### Do this
Check every line for the word "might" and state how many lines have it. Reply with the number alone.

### Entries supplied

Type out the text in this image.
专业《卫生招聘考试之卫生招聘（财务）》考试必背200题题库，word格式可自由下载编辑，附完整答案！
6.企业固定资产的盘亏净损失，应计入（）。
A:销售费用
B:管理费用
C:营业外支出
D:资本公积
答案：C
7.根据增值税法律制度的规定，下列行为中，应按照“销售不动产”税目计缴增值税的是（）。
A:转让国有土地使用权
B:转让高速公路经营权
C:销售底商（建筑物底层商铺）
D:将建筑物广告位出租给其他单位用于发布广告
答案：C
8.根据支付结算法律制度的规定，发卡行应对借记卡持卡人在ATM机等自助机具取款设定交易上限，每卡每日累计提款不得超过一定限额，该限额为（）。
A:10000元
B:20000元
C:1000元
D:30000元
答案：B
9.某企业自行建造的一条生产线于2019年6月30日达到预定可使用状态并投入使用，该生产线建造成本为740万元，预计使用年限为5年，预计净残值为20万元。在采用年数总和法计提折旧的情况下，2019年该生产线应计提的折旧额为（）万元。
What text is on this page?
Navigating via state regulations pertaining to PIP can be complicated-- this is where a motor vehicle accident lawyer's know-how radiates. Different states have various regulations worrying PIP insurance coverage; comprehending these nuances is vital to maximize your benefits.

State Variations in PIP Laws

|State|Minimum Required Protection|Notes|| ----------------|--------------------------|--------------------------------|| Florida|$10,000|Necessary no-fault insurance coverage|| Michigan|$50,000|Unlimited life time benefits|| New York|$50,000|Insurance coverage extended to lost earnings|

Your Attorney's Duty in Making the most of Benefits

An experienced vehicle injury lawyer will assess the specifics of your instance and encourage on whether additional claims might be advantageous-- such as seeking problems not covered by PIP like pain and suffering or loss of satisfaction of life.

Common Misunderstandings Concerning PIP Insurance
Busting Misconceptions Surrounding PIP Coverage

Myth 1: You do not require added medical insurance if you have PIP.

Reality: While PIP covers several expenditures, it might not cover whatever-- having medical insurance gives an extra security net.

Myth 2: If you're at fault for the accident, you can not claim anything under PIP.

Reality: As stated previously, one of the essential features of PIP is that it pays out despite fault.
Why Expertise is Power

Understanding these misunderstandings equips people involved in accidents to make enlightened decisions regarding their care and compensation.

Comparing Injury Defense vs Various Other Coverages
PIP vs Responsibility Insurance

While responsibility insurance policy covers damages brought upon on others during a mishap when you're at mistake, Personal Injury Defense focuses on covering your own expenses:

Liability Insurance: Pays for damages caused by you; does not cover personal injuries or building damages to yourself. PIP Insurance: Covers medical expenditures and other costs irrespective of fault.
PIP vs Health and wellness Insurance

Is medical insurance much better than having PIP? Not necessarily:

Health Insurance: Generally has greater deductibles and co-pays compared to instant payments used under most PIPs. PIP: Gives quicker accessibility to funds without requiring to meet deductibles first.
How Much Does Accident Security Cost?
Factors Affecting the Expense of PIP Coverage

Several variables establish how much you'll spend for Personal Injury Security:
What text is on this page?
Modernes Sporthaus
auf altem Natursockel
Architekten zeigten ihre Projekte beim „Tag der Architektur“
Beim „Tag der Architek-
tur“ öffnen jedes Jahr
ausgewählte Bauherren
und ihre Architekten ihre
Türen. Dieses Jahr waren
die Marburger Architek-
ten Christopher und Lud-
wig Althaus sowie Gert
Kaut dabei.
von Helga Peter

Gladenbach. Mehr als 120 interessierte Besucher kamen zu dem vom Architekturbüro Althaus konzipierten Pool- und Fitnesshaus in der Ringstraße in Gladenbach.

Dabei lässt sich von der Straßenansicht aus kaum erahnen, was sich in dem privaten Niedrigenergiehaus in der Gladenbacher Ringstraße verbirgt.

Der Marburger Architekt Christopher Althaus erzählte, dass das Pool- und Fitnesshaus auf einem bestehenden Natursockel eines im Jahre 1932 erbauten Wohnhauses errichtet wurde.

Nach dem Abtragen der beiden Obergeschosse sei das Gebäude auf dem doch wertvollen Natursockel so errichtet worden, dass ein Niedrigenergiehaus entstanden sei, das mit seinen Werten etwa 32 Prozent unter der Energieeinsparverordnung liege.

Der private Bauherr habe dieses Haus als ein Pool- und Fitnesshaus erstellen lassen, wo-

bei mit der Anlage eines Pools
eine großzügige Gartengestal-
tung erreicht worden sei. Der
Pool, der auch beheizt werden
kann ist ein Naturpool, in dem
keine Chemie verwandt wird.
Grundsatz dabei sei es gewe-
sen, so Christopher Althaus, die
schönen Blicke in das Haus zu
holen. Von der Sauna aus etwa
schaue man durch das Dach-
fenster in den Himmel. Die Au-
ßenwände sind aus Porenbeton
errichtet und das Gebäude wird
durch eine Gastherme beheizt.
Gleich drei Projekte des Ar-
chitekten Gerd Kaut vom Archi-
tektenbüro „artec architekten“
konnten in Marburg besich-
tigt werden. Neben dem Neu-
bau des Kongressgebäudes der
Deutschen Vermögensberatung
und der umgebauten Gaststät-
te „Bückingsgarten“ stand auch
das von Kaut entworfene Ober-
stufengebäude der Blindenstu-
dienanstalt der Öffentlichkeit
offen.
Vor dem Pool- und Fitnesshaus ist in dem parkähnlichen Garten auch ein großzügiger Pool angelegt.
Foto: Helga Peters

### Output of the task
2